- [EXTRACTED TEXT]:
=====

NiFi Processor Guide¶

ImportSqoop Processor¶

About¶

The ImportSqoop processor allows loading data from a relational system into HDFS. This document discusses the setup required to use this processor.

Starter template¶

A starter template for using the processor is provided at:

samples/templates/nifi-1.0/template-starter-sqoop-import.xml

Configuration¶

For use with Kylo UI, configure values for the two properties (nifi.service.<controller service name in NiFi>.password, config.sqoop.hdfs.ingest.root) in the below section in the properties file: /opt/kylo/kylo-services/conf/application.properties

### Sqoop import
# DB Connection password (format: nifi.service.<controller service name in NiFi>.password=<password>
#nifi.service.sqoop-mysql-connection.password=hadoop
# Base HDFS landing directory
#config.sqoop.hdfs.ingest.root=/sqoopimport

Note

The DB Connection password section will have the name of the key derived from the controller service name in NiFi. In the above snippet, the controller service name is called sqoop-mysql-connection.

Drivers¶

Sqoop requires the JDBC drivers for the specific database server in order to transfer data. The processor has been tested on MySQL, Oracle, Teradata and SQL Server databases, using Sqoop v1.4.6.

The drivers need to be downloaded, and the .jar files must be copied over to Sqoop’s /lib directory.

As an example, consider that the MySQL driver is downloaded and available in a file named: mysql-connector-java.jar.

This would have to be copied over into Sqoop’s /lib directory, which may be in a location similar to: /usr/hdp/current/sqoop-client/lib.

The driver class can then be referred to in the property Source Driver in StandardSqoopConnectionService controller service configuration. For example: com.mysql.jdbc.Driver.

Tip

Avoid providing the driver class name in the controller service configuration. Sqoop will try to infer the best connector and driver for the transfer on the basis of the Source Connection String property configured for StandardSqoopConnectionService controller service.

=====

[Saved data entries]
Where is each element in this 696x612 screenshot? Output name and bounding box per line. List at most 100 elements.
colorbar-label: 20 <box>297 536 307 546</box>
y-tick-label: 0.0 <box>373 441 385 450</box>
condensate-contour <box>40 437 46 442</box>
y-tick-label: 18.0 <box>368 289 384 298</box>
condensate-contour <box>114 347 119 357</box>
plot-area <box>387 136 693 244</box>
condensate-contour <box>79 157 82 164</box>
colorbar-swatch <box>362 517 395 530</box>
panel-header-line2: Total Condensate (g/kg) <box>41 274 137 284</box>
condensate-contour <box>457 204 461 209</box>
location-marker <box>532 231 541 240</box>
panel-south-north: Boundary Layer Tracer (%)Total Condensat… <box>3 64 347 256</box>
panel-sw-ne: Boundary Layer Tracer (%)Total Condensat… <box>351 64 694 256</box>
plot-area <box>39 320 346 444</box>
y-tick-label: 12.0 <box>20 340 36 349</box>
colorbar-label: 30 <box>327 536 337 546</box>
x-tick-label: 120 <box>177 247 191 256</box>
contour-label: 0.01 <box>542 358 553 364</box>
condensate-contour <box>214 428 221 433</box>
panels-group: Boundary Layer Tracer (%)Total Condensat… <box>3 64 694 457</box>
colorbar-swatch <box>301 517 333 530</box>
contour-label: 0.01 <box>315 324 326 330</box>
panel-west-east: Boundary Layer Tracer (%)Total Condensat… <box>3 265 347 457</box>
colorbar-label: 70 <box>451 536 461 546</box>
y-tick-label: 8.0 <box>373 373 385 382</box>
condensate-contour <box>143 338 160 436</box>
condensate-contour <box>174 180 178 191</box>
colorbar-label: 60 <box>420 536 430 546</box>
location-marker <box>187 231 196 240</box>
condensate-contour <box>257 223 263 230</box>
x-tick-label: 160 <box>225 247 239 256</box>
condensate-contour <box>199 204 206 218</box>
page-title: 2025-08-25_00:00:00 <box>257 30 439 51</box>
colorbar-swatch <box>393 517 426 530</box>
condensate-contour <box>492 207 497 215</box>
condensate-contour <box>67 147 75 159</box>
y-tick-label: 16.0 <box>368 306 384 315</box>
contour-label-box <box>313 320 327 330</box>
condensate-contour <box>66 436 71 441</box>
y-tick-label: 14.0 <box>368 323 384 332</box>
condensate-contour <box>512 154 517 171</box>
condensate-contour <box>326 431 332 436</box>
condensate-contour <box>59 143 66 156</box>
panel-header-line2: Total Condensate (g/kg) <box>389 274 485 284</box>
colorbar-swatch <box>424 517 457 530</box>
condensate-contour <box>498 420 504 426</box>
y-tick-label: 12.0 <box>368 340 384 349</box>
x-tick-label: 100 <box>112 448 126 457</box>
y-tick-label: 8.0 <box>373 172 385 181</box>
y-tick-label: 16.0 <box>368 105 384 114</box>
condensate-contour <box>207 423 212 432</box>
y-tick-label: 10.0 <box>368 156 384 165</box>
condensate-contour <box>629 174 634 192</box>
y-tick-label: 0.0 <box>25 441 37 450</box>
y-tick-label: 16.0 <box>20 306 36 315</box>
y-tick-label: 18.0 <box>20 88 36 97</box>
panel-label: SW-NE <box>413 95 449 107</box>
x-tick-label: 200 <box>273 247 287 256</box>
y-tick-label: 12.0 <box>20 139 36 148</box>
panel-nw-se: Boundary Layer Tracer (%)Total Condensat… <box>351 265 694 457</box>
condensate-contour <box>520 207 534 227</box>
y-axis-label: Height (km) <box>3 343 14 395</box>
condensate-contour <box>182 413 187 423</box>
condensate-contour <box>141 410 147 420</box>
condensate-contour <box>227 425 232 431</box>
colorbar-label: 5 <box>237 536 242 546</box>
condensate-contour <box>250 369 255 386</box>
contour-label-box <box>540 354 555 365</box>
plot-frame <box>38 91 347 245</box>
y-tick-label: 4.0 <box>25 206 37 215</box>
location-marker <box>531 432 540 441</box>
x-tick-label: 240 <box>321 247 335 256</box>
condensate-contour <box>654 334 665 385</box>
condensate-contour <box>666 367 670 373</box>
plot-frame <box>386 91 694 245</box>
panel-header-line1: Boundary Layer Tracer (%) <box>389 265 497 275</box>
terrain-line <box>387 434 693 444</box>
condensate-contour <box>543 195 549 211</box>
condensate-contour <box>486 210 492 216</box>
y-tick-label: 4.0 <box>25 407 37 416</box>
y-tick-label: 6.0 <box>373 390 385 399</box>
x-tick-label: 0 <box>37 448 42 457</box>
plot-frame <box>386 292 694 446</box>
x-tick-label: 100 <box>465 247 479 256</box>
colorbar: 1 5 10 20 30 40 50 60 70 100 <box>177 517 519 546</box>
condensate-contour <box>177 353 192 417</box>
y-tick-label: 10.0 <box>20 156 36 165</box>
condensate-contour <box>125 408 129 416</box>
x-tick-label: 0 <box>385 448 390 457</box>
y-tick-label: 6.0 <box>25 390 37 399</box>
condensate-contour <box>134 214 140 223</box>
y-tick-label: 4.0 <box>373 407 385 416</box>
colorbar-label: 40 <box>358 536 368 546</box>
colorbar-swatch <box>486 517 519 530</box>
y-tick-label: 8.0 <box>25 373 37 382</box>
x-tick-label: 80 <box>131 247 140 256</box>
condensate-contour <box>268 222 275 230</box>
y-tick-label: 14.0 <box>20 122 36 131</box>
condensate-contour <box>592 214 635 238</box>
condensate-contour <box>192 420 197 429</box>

=====

- [SET TASK]: Continue the ImportSqoop processor guide, beginning immediately after its final sentence.

- [RESULT]:
Passwords¶

The processor’s connection controller service allows three modes of providing the password:

Entered as clear text
Entered as encrypted text
Encrypted text in a file on HDFS

For modes (2) and (3), which allow encrypted passwords to be used, details are provided below:

Encrypt the password by providing the:

Password to encrypt
Passphrase
Location to write encrypted file to

The following command can be used to generate the encrypted password:

/opt/kylo/bin/encryptSqoopPassword.sh

The above utility will output a base64 encoded encrypted password, which can be entered directly in the controller service configuration via the SourcePassword and Source Password Passphrase properties (mode 2).

The above utility will also output a file on disk that contains the encrypted password. This can be used with mode 3 as described below:

Say, the file containing encrypted password is named: /user/home/sec-pwd.enc.

Put this file in HDFS and secure it by restricting permissions to be only read by nifi user.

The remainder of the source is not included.